## Dataset entries

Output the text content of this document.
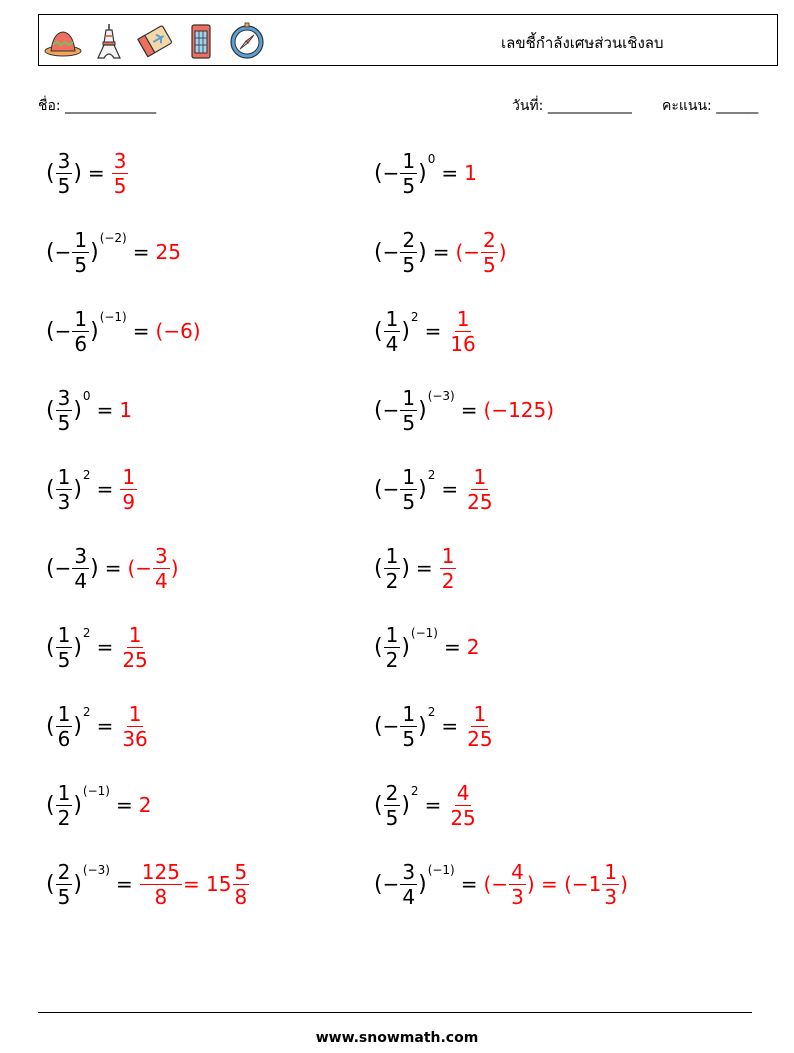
เลขชี้กำลังเศษส่วนเชิงลบ
ชื่อ: _____________	วันที่: ____________ คะแนน: ______
( $\frac{3}{5}$ ) = $\frac{3}{5}$	( − $\frac{1}{5}$ )
0
= 1
( − $\frac{1}{5}$ )
(−2)
= 25	( − $\frac{2}{5}$ ) = (− $\frac{2}{5}$ )
( − $\frac{1}{6}$ )
(−1)
= (−6)	( $\frac{1}{4}$ )
2
= $\frac{1}{16}$
( $\frac{3}{5}$ )
0
= 1	( − $\frac{1}{5}$ )
(−3)
= (−125)
( $\frac{1}{3}$ )
2
= $\frac{1}{9}$	( − $\frac{1}{5}$ )
2
= $\frac{1}{25}$
( − $\frac{3}{4}$ ) = (− $\frac{3}{4}$ )	( $\frac{1}{2}$ ) = $\frac{1}{2}$
( $\frac{1}{5}$ )
2
= $\frac{1}{25}$	( $\frac{1}{2}$ )
(−1)
= 2
( $\frac{1}{6}$ )
2
= $\frac{1}{36}$	( − $\frac{1}{5}$ )
2
= $\frac{1}{25}$
( $\frac{1}{2}$ )
(−1)
= 2	( $\frac{2}{5}$ )
2
= $\frac{4}{25}$
( $\frac{2}{5}$ )
(−3)
= $\frac{125}{8} = 15 \frac{5}{8}$	( − $\frac{3}{4}$ )
(−1)
= (− $\frac{4}{3}$ ) = ($-1 \frac{1}{3}$ )
www.snowmath.com
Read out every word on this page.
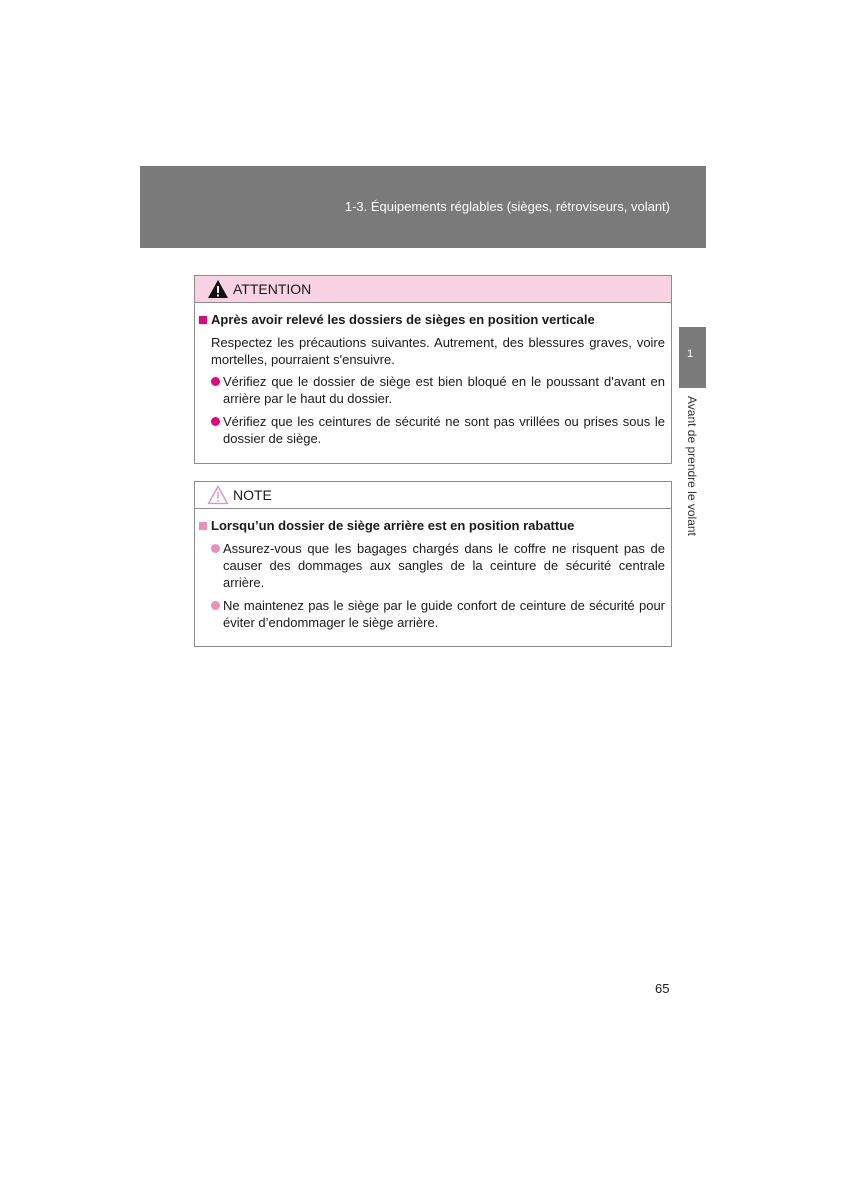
1-3. Équipements réglables (sièges, rétroviseurs, volant)
1
Avant de prendre le volant
ATTENTION
Après avoir relevé les dossiers de sièges en position verticale
Respectez les précautions suivantes. Autrement, des blessures graves, voire mortelles, pourraient s'ensuivre.
Vérifiez que le dossier de siège est bien bloqué en le poussant d'avant en arrière par le haut du dossier.
Vérifiez que les ceintures de sécurité ne sont pas vrillées ou prises sous le dossier de siège.
NOTE
Lorsqu’un dossier de siège arrière est en position rabattue
Assurez-vous que les bagages chargés dans le coffre ne risquent pas de causer des dommages aux sangles de la ceinture de sécurité centrale arrière.
Ne maintenez pas le siège par le guide confort de ceinture de sécurité pour éviter d’endommager le siège arrière.
65
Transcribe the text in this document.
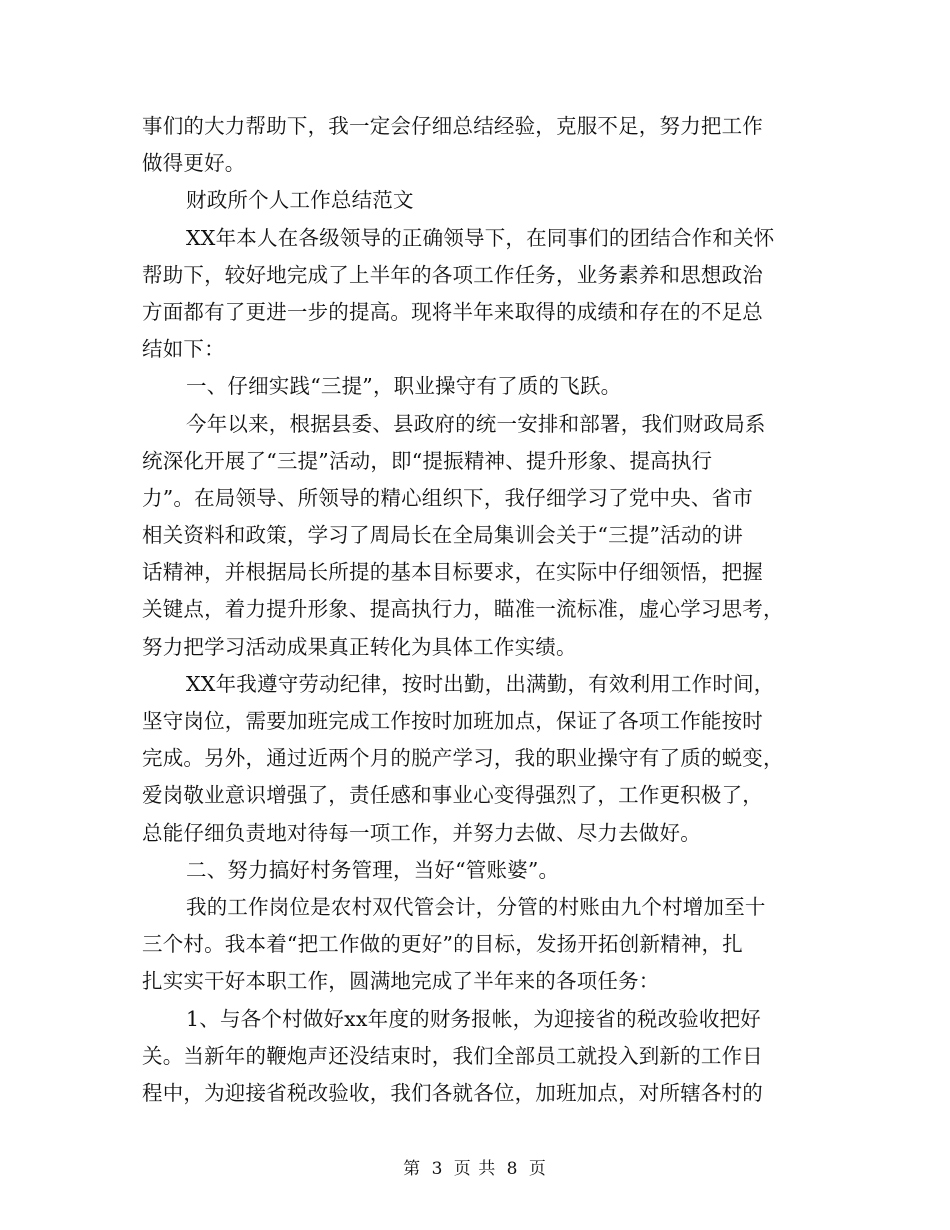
事们的大力帮助下，我一定会仔细总结经验，克服不足，努力把工作
做得更好。
财政所个人工作总结范文
XX年本人在各级领导的正确领导下，在同事们的团结合作和关怀
帮助下，较好地完成了上半年的各项工作任务，业务素养和思想政治
方面都有了更进一步的提高。现将半年来取得的成绩和存在的不足总
结如下：
一、仔细实践“三提”，职业操守有了质的飞跃。
今年以来，根据县委、县政府的统一安排和部署，我们财政局系
统深化开展了“三提”活动，即“提振精神、提升形象、提高执行
力”。在局领导、所领导的精心组织下，我仔细学习了党中央、省市
相关资料和政策，学习了周局长在全局集训会关于“三提”活动的讲
话精神，并根据局长所提的基本目标要求，在实际中仔细领悟，把握
关键点，着力提升形象、提高执行力，瞄准一流标准，虚心学习思考，
努力把学习活动成果真正转化为具体工作实绩。
XX年我遵守劳动纪律，按时出勤，出满勤，有效利用工作时间，
坚守岗位，需要加班完成工作按时加班加点，保证了各项工作能按时
完成。另外，通过近两个月的脱产学习，我的职业操守有了质的蜕变，
爱岗敬业意识增强了，责任感和事业心变得强烈了，工作更积极了，
总能仔细负责地对待每一项工作，并努力去做、尽力去做好。
二、努力搞好村务管理，当好“管账婆”。
我的工作岗位是农村双代管会计，分管的村账由九个村增加至十
三个村。我本着“把工作做的更好”的目标，发扬开拓创新精神，扎
扎实实干好本职工作，圆满地完成了半年来的各项任务：
1、与各个村做好xx年度的财务报帐，为迎接省的税改验收把好
关。当新年的鞭炮声还没结束时，我们全部员工就投入到新的工作日
程中，为迎接省税改验收，我们各就各位，加班加点，对所辖各村的
第 3 页 共 8 页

## Stated exercise
Which lines include "document"? Copy each of them out.

## Output for this task
Output the text content of this document.
Transcribe the text in this document.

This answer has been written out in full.